>>>>>

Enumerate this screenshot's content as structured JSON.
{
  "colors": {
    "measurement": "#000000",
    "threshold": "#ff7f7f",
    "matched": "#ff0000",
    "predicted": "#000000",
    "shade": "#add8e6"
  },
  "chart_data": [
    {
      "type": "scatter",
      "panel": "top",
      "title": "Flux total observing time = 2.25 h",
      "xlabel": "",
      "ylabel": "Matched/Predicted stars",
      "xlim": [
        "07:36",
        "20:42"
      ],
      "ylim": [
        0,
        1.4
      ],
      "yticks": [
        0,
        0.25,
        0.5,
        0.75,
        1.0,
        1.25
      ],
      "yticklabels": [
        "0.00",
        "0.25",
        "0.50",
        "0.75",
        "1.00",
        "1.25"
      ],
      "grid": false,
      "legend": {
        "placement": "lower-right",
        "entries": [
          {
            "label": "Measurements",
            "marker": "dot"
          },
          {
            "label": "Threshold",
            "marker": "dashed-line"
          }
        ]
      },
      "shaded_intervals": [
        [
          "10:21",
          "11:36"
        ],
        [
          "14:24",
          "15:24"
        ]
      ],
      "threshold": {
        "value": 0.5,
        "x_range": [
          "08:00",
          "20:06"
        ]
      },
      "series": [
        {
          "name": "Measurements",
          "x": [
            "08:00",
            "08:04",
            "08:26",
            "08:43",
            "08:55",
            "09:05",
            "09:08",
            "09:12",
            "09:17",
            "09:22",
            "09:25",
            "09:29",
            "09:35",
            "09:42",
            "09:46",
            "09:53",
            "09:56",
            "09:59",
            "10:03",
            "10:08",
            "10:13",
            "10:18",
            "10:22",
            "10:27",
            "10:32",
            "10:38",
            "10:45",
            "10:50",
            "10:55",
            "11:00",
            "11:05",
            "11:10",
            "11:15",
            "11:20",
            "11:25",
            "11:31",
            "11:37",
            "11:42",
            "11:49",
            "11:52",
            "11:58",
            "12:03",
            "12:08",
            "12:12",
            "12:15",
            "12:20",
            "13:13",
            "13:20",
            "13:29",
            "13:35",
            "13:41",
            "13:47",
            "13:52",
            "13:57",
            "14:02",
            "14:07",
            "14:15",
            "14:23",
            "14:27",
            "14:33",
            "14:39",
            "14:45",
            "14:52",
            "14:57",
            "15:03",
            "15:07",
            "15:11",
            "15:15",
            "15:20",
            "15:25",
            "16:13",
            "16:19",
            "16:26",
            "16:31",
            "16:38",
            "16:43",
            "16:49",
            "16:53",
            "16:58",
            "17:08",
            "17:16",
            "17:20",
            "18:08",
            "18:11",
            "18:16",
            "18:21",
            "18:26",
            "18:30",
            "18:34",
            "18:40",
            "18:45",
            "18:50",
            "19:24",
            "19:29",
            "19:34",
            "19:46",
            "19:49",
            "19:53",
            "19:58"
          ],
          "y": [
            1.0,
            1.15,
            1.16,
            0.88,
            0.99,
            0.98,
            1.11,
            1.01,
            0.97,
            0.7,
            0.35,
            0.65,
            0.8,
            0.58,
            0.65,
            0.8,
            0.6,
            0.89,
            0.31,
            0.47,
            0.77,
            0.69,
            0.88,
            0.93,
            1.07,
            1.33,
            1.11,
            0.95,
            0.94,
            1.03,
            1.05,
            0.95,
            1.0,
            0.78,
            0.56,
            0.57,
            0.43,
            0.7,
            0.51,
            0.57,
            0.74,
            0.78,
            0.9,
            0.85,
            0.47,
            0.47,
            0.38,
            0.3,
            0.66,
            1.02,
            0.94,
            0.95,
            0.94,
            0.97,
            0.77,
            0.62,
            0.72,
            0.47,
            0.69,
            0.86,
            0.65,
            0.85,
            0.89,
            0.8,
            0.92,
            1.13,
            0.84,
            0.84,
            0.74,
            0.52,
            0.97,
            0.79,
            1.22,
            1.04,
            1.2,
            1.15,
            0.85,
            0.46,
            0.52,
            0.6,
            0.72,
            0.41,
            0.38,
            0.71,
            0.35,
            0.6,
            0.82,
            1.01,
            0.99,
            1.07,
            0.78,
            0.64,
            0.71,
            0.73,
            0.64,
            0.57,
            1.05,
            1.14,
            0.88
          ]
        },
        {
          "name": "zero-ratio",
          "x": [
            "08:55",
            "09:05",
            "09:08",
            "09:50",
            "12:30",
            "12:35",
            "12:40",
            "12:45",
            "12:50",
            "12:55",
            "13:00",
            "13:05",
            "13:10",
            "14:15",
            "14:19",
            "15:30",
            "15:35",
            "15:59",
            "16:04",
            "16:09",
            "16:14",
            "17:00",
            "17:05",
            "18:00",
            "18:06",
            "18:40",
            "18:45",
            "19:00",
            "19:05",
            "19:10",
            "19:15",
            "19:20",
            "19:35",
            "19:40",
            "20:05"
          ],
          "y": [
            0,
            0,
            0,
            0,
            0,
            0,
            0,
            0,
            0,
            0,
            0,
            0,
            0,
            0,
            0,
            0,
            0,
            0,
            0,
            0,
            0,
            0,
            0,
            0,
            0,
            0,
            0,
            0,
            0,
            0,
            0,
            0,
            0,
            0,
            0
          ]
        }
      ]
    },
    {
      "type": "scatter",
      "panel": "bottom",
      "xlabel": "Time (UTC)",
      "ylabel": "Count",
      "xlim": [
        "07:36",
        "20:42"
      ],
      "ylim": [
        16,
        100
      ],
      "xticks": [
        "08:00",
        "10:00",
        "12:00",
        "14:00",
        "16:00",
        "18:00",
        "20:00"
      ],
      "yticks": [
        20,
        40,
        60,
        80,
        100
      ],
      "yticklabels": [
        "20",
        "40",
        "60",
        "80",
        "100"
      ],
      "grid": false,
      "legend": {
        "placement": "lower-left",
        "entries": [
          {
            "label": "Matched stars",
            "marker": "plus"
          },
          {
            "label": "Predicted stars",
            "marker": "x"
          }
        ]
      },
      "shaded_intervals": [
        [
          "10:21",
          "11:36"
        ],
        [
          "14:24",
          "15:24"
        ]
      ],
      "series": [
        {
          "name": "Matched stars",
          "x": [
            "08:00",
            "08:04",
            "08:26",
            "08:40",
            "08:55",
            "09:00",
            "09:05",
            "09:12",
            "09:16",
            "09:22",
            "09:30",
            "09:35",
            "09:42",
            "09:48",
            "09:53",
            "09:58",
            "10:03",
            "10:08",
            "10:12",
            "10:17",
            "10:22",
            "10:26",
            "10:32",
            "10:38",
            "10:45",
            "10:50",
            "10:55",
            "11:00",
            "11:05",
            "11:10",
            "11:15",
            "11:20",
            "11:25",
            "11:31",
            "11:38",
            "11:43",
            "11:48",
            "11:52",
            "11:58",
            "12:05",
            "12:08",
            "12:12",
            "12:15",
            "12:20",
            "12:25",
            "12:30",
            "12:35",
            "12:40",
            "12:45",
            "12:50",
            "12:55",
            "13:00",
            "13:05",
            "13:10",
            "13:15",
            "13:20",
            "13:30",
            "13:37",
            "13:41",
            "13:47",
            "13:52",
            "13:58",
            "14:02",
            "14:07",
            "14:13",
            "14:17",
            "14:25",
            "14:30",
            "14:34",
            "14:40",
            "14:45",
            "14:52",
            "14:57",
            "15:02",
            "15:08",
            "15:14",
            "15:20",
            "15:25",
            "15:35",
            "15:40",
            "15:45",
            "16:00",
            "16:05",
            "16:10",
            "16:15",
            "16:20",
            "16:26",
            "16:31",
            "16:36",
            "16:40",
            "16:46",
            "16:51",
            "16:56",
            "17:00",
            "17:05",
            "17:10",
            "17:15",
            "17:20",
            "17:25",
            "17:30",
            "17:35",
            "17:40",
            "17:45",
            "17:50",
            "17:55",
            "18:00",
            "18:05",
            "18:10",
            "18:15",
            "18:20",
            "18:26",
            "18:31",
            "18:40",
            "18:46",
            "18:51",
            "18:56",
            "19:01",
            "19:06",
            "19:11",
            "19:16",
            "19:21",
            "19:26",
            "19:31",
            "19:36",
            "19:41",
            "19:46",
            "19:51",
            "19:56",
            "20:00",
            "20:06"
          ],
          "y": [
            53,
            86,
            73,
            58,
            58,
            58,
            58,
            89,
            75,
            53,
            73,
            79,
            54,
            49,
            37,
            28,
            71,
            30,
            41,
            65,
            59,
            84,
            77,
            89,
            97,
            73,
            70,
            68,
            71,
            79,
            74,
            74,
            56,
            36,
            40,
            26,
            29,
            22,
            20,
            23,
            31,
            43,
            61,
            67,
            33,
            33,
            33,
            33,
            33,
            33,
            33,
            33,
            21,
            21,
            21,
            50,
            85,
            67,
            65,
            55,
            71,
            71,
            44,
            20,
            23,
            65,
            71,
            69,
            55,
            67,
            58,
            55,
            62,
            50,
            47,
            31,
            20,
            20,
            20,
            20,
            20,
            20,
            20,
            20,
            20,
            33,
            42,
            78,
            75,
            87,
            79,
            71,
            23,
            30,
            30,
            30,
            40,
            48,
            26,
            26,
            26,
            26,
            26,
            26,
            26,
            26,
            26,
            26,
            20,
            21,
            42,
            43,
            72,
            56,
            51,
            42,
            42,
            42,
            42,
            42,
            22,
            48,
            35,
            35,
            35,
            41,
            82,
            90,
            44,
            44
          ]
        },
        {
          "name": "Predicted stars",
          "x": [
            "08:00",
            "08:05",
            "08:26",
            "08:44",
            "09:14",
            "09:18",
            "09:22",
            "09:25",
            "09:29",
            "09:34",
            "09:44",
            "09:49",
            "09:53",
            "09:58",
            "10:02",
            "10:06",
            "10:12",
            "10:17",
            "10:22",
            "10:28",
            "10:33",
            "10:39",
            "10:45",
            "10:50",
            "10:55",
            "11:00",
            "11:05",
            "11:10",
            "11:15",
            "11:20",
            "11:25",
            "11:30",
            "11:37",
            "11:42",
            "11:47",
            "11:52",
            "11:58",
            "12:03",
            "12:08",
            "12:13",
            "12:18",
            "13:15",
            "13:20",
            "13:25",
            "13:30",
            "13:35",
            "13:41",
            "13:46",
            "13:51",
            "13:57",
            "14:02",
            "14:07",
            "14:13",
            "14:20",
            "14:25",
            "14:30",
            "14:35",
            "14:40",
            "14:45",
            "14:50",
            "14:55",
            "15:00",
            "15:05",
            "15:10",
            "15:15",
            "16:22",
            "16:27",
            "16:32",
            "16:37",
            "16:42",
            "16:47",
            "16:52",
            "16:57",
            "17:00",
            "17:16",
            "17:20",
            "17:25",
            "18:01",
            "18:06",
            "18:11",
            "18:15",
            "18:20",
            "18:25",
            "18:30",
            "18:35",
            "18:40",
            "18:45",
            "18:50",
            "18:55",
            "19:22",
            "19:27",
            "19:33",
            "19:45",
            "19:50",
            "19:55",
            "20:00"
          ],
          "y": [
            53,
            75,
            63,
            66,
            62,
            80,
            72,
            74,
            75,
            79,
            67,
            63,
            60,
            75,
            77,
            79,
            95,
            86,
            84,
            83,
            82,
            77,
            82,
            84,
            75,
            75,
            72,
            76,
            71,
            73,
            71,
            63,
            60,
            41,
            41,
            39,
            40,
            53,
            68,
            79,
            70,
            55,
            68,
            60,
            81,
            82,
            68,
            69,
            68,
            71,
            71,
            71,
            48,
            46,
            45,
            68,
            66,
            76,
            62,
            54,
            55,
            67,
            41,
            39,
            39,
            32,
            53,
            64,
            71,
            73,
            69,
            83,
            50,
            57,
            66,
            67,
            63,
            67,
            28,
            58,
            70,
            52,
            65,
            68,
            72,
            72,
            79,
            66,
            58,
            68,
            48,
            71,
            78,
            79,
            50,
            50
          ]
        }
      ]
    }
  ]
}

<<<<<

▶ What is required: Pull every line containing the word "Measurements" out of the material.

▶ Response:
            "label": "Measurements",
          "name": "Measurements",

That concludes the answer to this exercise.